Data shown –

## start

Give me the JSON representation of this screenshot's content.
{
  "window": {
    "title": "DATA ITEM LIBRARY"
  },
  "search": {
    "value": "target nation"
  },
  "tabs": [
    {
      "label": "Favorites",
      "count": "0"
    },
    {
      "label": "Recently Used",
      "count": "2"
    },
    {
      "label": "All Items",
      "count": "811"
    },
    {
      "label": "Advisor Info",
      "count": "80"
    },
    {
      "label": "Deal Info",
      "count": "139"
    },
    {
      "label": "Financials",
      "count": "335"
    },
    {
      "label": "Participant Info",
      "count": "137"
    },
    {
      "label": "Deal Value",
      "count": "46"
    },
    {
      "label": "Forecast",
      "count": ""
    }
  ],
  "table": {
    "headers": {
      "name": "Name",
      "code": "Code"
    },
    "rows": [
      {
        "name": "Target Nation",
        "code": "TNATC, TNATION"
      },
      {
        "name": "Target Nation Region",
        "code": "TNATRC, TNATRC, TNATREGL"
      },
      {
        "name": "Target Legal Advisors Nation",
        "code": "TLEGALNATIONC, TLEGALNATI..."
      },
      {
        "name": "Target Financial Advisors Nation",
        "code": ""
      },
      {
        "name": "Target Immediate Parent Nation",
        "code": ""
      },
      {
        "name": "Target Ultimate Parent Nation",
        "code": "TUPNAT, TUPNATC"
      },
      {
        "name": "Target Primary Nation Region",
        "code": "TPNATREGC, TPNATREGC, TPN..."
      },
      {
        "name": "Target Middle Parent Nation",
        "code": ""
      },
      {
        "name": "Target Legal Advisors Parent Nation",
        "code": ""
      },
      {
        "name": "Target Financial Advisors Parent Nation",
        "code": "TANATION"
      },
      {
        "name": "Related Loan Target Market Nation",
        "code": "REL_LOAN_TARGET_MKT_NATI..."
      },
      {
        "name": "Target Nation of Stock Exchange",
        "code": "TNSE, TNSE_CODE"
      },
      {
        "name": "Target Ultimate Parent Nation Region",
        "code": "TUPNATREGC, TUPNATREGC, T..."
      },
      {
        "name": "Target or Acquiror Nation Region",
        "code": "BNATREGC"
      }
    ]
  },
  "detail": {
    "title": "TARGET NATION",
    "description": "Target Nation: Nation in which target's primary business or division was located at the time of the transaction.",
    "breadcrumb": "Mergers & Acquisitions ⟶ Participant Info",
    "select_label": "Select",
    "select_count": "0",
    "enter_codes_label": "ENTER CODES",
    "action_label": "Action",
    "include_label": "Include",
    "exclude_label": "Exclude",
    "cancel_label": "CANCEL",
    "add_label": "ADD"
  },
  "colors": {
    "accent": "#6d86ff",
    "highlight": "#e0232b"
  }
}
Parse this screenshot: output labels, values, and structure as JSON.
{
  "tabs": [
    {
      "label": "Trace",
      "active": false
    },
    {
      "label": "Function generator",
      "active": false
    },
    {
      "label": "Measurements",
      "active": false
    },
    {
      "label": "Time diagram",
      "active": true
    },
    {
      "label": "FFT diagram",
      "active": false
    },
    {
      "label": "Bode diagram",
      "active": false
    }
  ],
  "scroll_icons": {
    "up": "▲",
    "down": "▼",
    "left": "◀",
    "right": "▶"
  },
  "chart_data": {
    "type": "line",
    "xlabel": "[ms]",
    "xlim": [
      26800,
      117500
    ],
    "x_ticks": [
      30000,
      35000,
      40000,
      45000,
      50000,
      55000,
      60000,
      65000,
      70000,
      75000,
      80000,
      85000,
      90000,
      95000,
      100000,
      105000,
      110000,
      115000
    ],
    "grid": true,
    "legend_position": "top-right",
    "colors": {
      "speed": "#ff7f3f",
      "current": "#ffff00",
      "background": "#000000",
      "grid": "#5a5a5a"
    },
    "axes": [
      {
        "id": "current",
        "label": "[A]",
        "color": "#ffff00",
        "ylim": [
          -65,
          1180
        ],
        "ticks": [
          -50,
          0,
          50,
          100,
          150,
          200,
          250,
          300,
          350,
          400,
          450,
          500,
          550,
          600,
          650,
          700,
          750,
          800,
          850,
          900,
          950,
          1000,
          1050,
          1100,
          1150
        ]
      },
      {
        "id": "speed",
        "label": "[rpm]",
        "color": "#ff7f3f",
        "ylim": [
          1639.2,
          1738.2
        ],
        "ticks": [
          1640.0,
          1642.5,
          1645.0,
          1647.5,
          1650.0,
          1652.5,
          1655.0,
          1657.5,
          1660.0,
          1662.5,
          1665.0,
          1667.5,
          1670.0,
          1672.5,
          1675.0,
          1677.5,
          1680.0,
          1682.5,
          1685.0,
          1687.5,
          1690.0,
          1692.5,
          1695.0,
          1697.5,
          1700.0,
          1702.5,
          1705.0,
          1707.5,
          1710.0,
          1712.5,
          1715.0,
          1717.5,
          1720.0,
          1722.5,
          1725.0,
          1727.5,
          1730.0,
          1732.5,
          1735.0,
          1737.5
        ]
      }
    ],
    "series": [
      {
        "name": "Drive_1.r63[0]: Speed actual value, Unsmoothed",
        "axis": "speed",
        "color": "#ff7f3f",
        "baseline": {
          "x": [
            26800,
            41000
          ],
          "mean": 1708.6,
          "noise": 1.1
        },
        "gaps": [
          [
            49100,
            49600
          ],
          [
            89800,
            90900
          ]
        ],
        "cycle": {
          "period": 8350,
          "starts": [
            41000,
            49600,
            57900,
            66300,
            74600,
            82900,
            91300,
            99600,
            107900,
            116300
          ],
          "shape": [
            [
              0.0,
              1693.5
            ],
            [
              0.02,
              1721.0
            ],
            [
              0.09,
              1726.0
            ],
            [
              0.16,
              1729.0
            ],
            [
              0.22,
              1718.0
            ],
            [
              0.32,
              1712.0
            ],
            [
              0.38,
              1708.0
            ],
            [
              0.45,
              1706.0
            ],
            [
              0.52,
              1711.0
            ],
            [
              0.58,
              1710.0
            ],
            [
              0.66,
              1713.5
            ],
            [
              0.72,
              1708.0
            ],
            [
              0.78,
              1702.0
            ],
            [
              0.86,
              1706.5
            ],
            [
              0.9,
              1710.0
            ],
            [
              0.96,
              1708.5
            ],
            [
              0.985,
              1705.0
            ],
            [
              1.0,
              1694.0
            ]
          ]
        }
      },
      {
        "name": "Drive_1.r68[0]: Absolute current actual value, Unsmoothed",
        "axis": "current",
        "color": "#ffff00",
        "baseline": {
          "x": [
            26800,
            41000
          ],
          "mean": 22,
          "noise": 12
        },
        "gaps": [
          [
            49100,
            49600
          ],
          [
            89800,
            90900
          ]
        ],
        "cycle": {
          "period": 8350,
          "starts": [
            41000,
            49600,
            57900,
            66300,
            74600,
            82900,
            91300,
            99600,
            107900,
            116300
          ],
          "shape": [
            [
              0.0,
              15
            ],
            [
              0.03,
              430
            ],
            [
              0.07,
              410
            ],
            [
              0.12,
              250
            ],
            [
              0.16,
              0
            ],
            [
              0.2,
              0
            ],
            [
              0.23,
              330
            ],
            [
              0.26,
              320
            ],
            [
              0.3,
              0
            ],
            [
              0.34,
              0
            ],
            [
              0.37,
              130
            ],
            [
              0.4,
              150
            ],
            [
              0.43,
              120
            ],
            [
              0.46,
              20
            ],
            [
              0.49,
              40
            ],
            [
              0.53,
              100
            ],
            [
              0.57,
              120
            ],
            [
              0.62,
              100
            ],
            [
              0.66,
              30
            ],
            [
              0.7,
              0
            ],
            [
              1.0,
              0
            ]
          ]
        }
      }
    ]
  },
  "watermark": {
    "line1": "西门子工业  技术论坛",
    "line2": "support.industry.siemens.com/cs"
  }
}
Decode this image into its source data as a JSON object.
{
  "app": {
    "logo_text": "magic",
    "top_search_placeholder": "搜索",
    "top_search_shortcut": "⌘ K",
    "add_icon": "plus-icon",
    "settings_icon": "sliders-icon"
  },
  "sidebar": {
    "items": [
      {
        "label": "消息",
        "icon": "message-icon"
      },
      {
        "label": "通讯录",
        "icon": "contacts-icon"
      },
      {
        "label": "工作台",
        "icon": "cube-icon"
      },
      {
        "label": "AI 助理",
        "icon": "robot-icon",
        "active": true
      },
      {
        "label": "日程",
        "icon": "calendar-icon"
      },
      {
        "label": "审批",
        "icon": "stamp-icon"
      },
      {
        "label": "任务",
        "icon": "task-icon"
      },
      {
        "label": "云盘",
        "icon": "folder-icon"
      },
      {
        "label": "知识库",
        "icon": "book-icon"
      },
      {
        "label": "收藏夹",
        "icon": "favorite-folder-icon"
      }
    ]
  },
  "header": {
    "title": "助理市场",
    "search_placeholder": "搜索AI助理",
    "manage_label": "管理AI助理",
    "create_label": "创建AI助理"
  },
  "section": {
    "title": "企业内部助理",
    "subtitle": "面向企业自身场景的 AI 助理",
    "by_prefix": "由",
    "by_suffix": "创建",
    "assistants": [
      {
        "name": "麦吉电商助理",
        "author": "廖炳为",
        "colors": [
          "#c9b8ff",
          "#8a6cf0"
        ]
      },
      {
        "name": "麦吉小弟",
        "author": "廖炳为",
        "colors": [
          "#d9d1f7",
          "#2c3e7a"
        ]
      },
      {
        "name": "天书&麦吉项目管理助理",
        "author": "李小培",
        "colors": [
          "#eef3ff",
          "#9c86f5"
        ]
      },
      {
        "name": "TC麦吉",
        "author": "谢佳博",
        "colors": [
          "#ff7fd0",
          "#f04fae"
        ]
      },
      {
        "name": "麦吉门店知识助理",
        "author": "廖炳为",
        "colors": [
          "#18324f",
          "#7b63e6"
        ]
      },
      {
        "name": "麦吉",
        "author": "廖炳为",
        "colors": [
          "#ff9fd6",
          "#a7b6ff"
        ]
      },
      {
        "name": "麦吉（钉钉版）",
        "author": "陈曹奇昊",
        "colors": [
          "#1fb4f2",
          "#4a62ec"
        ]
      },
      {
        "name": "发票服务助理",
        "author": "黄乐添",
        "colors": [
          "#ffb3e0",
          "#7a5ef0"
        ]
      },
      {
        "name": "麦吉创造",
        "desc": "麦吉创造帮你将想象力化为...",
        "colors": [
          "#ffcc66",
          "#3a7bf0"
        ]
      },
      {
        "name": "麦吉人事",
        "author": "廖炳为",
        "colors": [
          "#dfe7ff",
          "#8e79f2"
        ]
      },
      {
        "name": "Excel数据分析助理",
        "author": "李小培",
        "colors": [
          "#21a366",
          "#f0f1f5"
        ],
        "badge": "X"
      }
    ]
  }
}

## end

Requirement –
Identify and list each line with the word "Advisors".

Exercise response –
        "name": "Target Legal Advisors Nation",
        "name": "Target Financial Advisors Nation",
        "name": "Target Legal Advisors Parent Nation",
        "name": "Target Financial Advisors Parent Nation",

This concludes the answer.